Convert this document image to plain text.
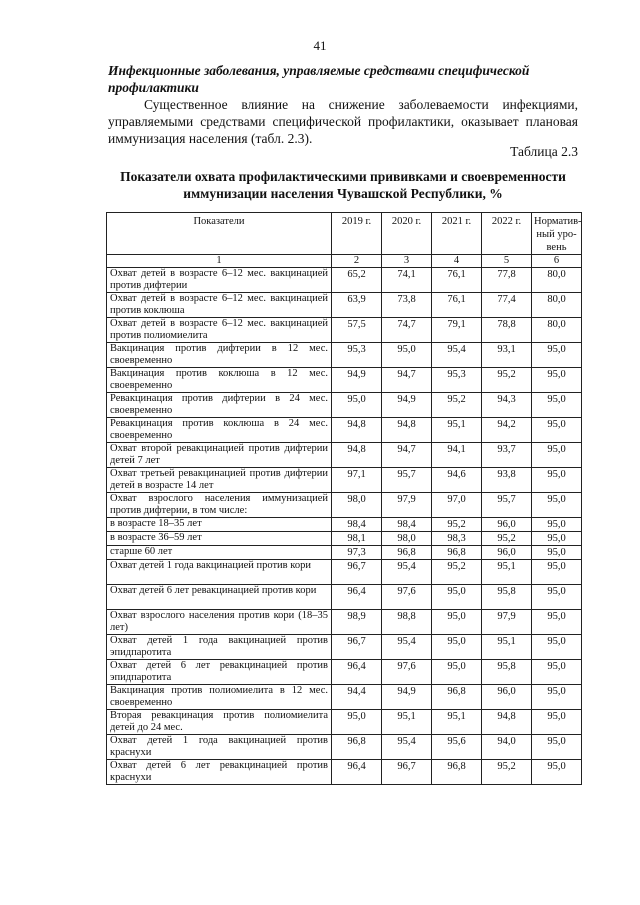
41

Инфекционные заболевания, управляемые средствами специфической профилактики

Существенное влияние на снижение заболеваемости инфекциями, управляемыми средствами специфической профилактики, оказывает плановая иммунизация населения (табл. 2.3).

Таблица 2.3

Показатели охвата профилактическими прививками и своевременности иммунизации населения Чувашской Республики, %

Показатели	2019 г.	2020 г.	2021 г.	2022 г.	Норматив-ный уро-вень
1	2	3	4	5	6
Охват детей в возрасте 6–12 мес. вакцинацией против дифтерии	65,2	74,1	76,1	77,8	80,0
Охват детей в возрасте 6–12 мес. вакцинацией против коклюша	63,9	73,8	76,1	77,4	80,0
Охват детей в возрасте 6–12 мес. вакцинацией против полиомиелита	57,5	74,7	79,1	78,8	80,0
Вакцинация против дифтерии в 12 мес. своевременно	95,3	95,0	95,4	93,1	95,0
Вакцинация против коклюша в 12 мес. своевременно	94,9	94,7	95,3	95,2	95,0
Ревакцинация против дифтерии в 24 мес. своевременно	95,0	94,9	95,2	94,3	95,0
Ревакцинация против коклюша в 24 мес. своевременно	94,8	94,8	95,1	94,2	95,0
Охват второй ревакцинацией против дифтерии детей 7 лет	94,8	94,7	94,1	93,7	95,0
Охват третьей ревакцинацией против дифтерии детей в возрасте 14 лет	97,1	95,7	94,6	93,8	95,0
Охват взрослого населения иммунизацией против дифтерии, в том числе:	98,0	97,9	97,0	95,7	95,0
в возрасте 18–35 лет	98,4	98,4	95,2	96,0	95,0
в возрасте 36–59 лет	98,1	98,0	98,3	95,2	95,0
старше 60 лет	97,3	96,8	96,8	96,0	95,0
Охват детей 1 года вакцинацией против кори	96,7	95,4	95,2	95,1	95,0
Охват детей 6 лет ревакцинацией против кори	96,4	97,6	95,0	95,8	95,0
Охват взрослого населения против кори (18–35 лет)	98,9	98,8	95,0	97,9	95,0
Охват детей 1 года вакцинацией против эпидпаротита	96,7	95,4	95,0	95,1	95,0
Охват детей 6 лет ревакцинацией против эпидпаротита	96,4	97,6	95,0	95,8	95,0
Вакцинация против полиомиелита в 12 мес. своевременно	94,4	94,9	96,8	96,0	95,0
Вторая ревакцинация против полиомиелита детей до 24 мес.	95,0	95,1	95,1	94,8	95,0
Охват детей 1 года вакцинацией против краснухи	96,8	95,4	95,6	94,0	95,0
Охват детей 6 лет ревакцинацией против краснухи	96,4	96,7	96,8	95,2	95,0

What you need to do » Reproduce each line of the material containing the word "средствами".

Answer to the exercise »
Инфекционные заболевания, управляемые средствами специфической профилактики
Существенное влияние на снижение заболеваемости инфекциями, управляемыми средствами специфической профилактики, оказывает плановая иммунизация населения (табл. 2.3).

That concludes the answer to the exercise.